<<<<

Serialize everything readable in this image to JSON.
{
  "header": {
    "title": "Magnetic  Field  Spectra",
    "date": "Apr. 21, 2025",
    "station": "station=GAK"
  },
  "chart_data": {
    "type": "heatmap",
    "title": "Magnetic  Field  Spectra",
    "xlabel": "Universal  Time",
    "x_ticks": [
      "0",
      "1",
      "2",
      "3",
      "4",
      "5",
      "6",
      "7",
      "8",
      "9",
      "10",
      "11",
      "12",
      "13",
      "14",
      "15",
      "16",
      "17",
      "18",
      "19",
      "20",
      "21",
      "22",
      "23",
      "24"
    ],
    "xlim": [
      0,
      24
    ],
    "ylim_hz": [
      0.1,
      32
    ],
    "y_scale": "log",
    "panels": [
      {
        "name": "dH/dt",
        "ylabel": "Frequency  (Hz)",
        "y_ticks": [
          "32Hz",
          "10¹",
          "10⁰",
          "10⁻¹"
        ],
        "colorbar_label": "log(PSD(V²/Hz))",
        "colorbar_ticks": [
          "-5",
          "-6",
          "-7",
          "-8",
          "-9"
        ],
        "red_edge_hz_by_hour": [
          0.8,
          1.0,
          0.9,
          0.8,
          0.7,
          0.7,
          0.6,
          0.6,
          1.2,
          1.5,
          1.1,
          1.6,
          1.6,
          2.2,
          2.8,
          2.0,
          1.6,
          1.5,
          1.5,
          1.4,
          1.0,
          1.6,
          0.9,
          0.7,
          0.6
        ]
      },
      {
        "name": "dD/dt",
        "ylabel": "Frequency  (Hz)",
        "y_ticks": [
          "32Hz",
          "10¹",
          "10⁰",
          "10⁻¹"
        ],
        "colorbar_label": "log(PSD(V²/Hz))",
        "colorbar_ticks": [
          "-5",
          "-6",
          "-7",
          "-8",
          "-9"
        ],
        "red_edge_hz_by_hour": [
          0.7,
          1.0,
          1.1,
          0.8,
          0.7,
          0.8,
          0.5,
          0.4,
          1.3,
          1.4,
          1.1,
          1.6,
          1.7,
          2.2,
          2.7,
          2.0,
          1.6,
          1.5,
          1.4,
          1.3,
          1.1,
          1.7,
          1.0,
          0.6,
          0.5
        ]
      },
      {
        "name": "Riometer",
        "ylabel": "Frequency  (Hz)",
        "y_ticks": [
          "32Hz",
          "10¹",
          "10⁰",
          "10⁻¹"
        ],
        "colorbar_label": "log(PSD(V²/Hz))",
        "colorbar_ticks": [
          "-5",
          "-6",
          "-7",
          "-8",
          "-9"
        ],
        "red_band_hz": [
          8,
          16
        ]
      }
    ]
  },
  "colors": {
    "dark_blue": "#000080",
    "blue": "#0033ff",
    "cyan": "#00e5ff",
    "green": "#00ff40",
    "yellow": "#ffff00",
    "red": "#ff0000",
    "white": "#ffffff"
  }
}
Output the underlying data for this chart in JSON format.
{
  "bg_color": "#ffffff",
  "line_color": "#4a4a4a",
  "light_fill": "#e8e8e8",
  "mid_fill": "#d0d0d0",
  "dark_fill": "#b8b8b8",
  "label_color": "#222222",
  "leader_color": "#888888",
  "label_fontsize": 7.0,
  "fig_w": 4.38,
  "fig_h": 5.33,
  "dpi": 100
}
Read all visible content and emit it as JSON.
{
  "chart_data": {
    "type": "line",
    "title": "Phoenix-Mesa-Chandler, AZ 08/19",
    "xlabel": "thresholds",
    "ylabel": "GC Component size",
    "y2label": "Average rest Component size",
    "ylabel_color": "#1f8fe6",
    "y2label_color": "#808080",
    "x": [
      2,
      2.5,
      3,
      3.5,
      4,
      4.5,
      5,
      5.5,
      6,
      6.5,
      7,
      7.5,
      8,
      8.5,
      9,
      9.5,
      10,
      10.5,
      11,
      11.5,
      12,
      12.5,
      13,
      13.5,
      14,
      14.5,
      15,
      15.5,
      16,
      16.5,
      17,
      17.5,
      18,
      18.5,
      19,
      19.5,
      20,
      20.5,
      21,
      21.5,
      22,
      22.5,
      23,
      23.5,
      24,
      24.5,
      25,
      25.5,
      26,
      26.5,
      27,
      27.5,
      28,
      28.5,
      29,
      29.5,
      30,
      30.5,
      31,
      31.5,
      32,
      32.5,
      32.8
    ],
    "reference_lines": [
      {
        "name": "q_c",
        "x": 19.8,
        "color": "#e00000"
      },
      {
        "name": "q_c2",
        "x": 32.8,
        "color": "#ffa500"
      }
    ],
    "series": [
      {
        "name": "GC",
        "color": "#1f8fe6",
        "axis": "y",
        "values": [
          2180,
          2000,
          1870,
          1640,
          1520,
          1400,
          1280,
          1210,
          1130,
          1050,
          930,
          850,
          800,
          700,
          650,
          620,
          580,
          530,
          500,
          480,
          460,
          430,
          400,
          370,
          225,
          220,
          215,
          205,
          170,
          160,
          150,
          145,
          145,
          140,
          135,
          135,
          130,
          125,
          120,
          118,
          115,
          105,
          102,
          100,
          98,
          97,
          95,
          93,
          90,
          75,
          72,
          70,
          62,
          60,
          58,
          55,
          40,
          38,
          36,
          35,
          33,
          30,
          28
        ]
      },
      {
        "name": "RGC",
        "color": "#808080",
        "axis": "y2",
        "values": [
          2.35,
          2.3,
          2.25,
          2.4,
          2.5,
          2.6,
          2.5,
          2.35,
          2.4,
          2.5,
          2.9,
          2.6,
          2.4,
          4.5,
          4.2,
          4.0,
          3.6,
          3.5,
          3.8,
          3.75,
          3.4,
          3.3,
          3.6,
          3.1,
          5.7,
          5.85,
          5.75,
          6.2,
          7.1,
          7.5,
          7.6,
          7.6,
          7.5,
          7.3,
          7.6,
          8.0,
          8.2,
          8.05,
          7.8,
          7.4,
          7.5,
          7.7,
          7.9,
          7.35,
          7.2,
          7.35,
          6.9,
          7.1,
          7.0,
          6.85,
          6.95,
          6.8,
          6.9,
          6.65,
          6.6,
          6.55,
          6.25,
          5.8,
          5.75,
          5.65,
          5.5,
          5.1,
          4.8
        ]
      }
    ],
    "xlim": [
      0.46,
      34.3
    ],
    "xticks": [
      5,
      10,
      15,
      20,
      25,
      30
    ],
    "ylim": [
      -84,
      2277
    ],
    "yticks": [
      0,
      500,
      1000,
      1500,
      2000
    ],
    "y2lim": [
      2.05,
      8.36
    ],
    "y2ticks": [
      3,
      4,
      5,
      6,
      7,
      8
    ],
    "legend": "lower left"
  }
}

>>>>
<<<<

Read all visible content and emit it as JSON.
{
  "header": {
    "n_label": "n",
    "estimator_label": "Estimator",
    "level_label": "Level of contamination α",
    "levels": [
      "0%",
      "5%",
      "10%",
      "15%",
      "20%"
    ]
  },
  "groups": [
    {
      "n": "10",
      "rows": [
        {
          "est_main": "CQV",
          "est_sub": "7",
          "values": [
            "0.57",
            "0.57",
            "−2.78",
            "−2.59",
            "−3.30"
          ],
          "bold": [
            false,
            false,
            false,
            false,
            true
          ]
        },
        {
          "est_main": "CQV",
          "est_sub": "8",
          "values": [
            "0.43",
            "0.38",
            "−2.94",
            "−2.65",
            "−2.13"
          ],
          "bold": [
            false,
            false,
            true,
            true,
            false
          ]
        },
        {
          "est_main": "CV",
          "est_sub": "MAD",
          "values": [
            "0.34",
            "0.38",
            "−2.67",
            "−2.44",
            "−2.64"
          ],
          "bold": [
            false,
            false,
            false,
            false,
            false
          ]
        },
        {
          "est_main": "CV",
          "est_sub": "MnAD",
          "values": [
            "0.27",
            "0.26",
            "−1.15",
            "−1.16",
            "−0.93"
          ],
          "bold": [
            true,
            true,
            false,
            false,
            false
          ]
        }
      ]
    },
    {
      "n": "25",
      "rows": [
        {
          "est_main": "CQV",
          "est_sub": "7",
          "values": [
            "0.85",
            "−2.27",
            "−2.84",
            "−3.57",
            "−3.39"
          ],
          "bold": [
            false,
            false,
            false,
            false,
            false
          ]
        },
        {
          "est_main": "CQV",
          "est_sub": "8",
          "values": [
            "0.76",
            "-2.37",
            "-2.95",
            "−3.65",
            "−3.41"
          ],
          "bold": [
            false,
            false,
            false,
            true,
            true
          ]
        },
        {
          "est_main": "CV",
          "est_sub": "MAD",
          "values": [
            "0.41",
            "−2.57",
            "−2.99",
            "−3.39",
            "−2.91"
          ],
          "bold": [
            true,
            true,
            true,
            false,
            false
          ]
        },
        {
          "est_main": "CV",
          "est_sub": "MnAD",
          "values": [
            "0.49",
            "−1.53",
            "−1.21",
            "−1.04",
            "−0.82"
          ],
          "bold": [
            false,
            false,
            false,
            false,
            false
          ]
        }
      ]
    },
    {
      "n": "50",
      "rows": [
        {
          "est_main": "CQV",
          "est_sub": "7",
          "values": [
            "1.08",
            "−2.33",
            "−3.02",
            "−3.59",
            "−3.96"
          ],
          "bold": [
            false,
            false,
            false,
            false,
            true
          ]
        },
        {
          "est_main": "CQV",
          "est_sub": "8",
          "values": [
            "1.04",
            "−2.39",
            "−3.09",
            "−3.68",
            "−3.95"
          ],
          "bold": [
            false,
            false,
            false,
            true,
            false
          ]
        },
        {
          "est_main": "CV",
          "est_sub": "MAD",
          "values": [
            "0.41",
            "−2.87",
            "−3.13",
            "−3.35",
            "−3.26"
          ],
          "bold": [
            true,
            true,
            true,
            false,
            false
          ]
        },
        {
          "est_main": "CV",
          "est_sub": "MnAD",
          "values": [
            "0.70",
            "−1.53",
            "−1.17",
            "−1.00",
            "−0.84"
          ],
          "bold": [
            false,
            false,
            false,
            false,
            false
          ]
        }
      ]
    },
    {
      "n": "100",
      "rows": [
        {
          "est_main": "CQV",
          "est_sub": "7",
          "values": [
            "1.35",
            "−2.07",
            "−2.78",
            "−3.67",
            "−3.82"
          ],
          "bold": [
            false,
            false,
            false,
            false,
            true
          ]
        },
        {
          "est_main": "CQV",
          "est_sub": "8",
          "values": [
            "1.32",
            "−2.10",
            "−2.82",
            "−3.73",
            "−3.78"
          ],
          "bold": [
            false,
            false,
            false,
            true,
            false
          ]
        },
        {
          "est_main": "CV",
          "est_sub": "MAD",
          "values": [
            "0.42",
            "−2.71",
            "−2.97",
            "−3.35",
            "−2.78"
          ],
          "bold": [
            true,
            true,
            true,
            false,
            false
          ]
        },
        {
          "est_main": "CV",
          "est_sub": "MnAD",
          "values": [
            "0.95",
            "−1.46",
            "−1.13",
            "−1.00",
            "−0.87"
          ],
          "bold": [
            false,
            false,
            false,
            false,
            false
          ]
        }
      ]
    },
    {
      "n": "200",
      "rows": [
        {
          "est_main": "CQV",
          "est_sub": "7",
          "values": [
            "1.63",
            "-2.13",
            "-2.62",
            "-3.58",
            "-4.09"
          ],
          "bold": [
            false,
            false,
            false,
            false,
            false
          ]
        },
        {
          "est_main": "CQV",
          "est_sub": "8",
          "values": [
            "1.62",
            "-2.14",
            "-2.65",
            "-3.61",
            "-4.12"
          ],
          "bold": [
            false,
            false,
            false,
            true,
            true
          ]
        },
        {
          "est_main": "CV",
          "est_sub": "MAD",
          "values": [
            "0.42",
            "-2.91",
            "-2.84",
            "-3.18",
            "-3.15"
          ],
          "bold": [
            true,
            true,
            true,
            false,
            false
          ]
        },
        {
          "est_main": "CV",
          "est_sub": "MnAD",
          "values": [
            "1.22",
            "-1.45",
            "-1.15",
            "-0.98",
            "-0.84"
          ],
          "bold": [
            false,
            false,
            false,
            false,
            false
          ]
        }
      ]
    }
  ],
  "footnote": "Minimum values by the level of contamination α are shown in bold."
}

>>>>

• To do
Looking at the data above, show all lines where the word "contamination" occurs.

• Exercise output
    "level_label": "Level of contamination α",
  "footnote": "Minimum values by the level of contamination α are shown in bold."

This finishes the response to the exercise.